A run of records:

- - - - - - -

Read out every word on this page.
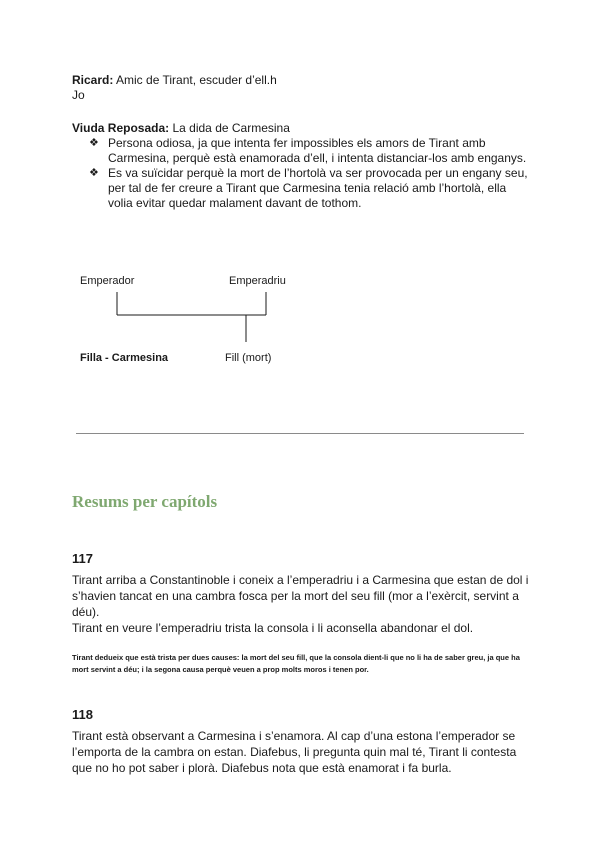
Ricard: Amic de Tirant, escuder d’ell.h
Jo
Viuda Reposada: La dida de Carmesina
❖ Persona odiosa, ja que intenta fer impossibles els amors de Tirant amb Carmesina, perquè està enamorada d’ell, i intenta distanciar-los amb enganys.
❖ Es va suïcidar perquè la mort de l’hortolà va ser provocada per un engany seu, per tal de fer creure a Tirant que Carmesina tenia relació amb l’hortolà, ella volia evitar quedar malament davant de tothom.
Emperador	Emperadriu
Filla - Carmesina	Fill (mort)
Resums per capítols
117
Tirant arriba a Constantinoble i coneix a l’emperadriu i a Carmesina que estan de dol i s’havien tancat en una cambra fosca per la mort del seu fill (mor a l’exèrcit, servint a déu).
Tirant en veure l’emperadriu trista la consola i li aconsella abandonar el dol.
Tirant dedueix que està trista per dues causes: la mort del seu fill, que la consola dient-li que no li ha de saber greu, ja que ha mort servint a déu; i la segona causa perquè veuen a prop molts moros i tenen por.
118
Tirant està observant a Carmesina i s’enamora. Al cap d’una estona l’emperador se l’emporta de la cambra on estan. Diafebus, li pregunta quin mal té, Tirant li contesta que no ho pot saber i plorà. Diafebus nota que està enamorat i fa burla.
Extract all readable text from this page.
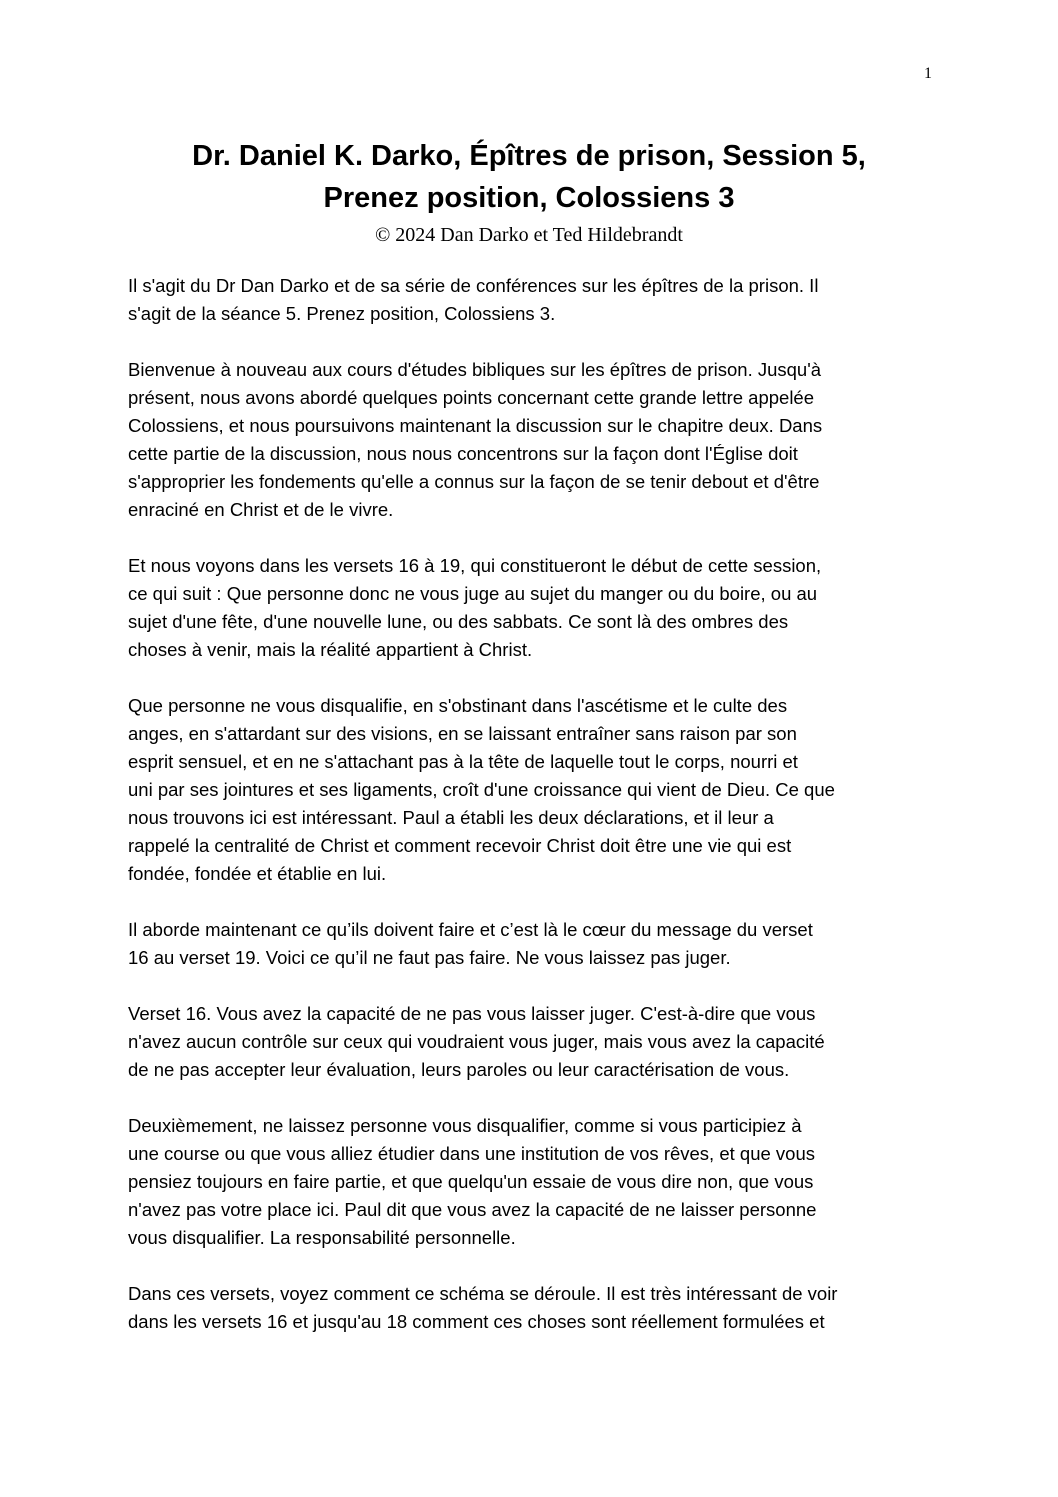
1
Dr. Daniel K. Darko, Épîtres de prison, Session 5,
Prenez position, Colossiens 3
© 2024 Dan Darko et Ted Hildebrandt

Il s'agit du Dr Dan Darko et de sa série de conférences sur les épîtres de la prison. Il
s'agit de la séance 5. Prenez position, Colossiens 3.

Bienvenue à nouveau aux cours d'études bibliques sur les épîtres de prison. Jusqu'à
présent, nous avons abordé quelques points concernant cette grande lettre appelée
Colossiens, et nous poursuivons maintenant la discussion sur le chapitre deux. Dans
cette partie de la discussion, nous nous concentrons sur la façon dont l'Église doit
s'approprier les fondements qu'elle a connus sur la façon de se tenir debout et d'être
enraciné en Christ et de le vivre.

Et nous voyons dans les versets 16 à 19, qui constitueront le début de cette session,
ce qui suit : Que personne donc ne vous juge au sujet du manger ou du boire, ou au
sujet d'une fête, d'une nouvelle lune, ou des sabbats. Ce sont là des ombres des
choses à venir, mais la réalité appartient à Christ.

Que personne ne vous disqualifie, en s'obstinant dans l'ascétisme et le culte des
anges, en s'attardant sur des visions, en se laissant entraîner sans raison par son
esprit sensuel, et en ne s'attachant pas à la tête de laquelle tout le corps, nourri et
uni par ses jointures et ses ligaments, croît d'une croissance qui vient de Dieu. Ce que
nous trouvons ici est intéressant. Paul a établi les deux déclarations, et il leur a
rappelé la centralité de Christ et comment recevoir Christ doit être une vie qui est
fondée, fondée et établie en lui.

Il aborde maintenant ce qu’ils doivent faire et c’est là le cœur du message du verset
16 au verset 19. Voici ce qu’il ne faut pas faire. Ne vous laissez pas juger.

Verset 16. Vous avez la capacité de ne pas vous laisser juger. C'est-à-dire que vous
n'avez aucun contrôle sur ceux qui voudraient vous juger, mais vous avez la capacité
de ne pas accepter leur évaluation, leurs paroles ou leur caractérisation de vous.

Deuxièmement, ne laissez personne vous disqualifier, comme si vous participiez à
une course ou que vous alliez étudier dans une institution de vos rêves, et que vous
pensiez toujours en faire partie, et que quelqu'un essaie de vous dire non, que vous
n'avez pas votre place ici. Paul dit que vous avez la capacité de ne laisser personne
vous disqualifier. La responsabilité personnelle.

Dans ces versets, voyez comment ce schéma se déroule. Il est très intéressant de voir
dans les versets 16 et jusqu'au 18 comment ces choses sont réellement formulées et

- - - - - - -

- [Exercise] Extract the entries in full, exactly as they are, minus the pictures.

- [Solved problem]
Read out every word on this page.
Ricard: Amic de Tirant, escuder d’ell.h
Jo
Viuda Reposada: La dida de Carmesina
❖ Persona odiosa, ja que intenta fer impossibles els amors de Tirant amb Carmesina, perquè està enamorada d’ell, i intenta distanciar-los amb enganys.
❖ Es va suïcidar perquè la mort de l’hortolà va ser provocada per un engany seu, per tal de fer creure a Tirant que Carmesina tenia relació amb l’hortolà, ella volia evitar quedar malament davant de tothom.
Emperador	Emperadriu
Filla - Carmesina	Fill (mort)
Resums per capítols
117
Tirant arriba a Constantinoble i coneix a l’emperadriu i a Carmesina que estan de dol i s’havien tancat en una cambra fosca per la mort del seu fill (mor a l’exèrcit, servint a déu).
Tirant en veure l’emperadriu trista la consola i li aconsella abandonar el dol.
Tirant dedueix que està trista per dues causes: la mort del seu fill, que la consola dient-li que no li ha de saber greu, ja que ha mort servint a déu; i la segona causa perquè veuen a prop molts moros i tenen por.
118
Tirant està observant a Carmesina i s’enamora. Al cap d’una estona l’emperador se l’emporta de la cambra on estan. Diafebus, li pregunta quin mal té, Tirant li contesta que no ho pot saber i plorà. Diafebus nota que està enamorat i fa burla.
Extract all readable text from this page.
1
Dr. Daniel K. Darko, Épîtres de prison, Session 5,
Prenez position, Colossiens 3
© 2024 Dan Darko et Ted Hildebrandt

Il s'agit du Dr Dan Darko et de sa série de conférences sur les épîtres de la prison. Il
s'agit de la séance 5. Prenez position, Colossiens 3.

Bienvenue à nouveau aux cours d'études bibliques sur les épîtres de prison. Jusqu'à
présent, nous avons abordé quelques points concernant cette grande lettre appelée
Colossiens, et nous poursuivons maintenant la discussion sur le chapitre deux. Dans
cette partie de la discussion, nous nous concentrons sur la façon dont l'Église doit
s'approprier les fondements qu'elle a connus sur la façon de se tenir debout et d'être
enraciné en Christ et de le vivre.

Et nous voyons dans les versets 16 à 19, qui constitueront le début de cette session,
ce qui suit : Que personne donc ne vous juge au sujet du manger ou du boire, ou au
sujet d'une fête, d'une nouvelle lune, ou des sabbats. Ce sont là des ombres des
choses à venir, mais la réalité appartient à Christ.

Que personne ne vous disqualifie, en s'obstinant dans l'ascétisme et le culte des
anges, en s'attardant sur des visions, en se laissant entraîner sans raison par son
esprit sensuel, et en ne s'attachant pas à la tête de laquelle tout le corps, nourri et
uni par ses jointures et ses ligaments, croît d'une croissance qui vient de Dieu. Ce que
nous trouvons ici est intéressant. Paul a établi les deux déclarations, et il leur a
rappelé la centralité de Christ et comment recevoir Christ doit être une vie qui est
fondée, fondée et établie en lui.

Il aborde maintenant ce qu’ils doivent faire et c’est là le cœur du message du verset
16 au verset 19. Voici ce qu’il ne faut pas faire. Ne vous laissez pas juger.

Verset 16. Vous avez la capacité de ne pas vous laisser juger. C'est-à-dire que vous
n'avez aucun contrôle sur ceux qui voudraient vous juger, mais vous avez la capacité
de ne pas accepter leur évaluation, leurs paroles ou leur caractérisation de vous.

Deuxièmement, ne laissez personne vous disqualifier, comme si vous participiez à
une course ou que vous alliez étudier dans une institution de vos rêves, et que vous
pensiez toujours en faire partie, et que quelqu'un essaie de vous dire non, que vous
n'avez pas votre place ici. Paul dit que vous avez la capacité de ne laisser personne
vous disqualifier. La responsabilité personnelle.

Dans ces versets, voyez comment ce schéma se déroule. Il est très intéressant de voir
dans les versets 16 et jusqu'au 18 comment ces choses sont réellement formulées et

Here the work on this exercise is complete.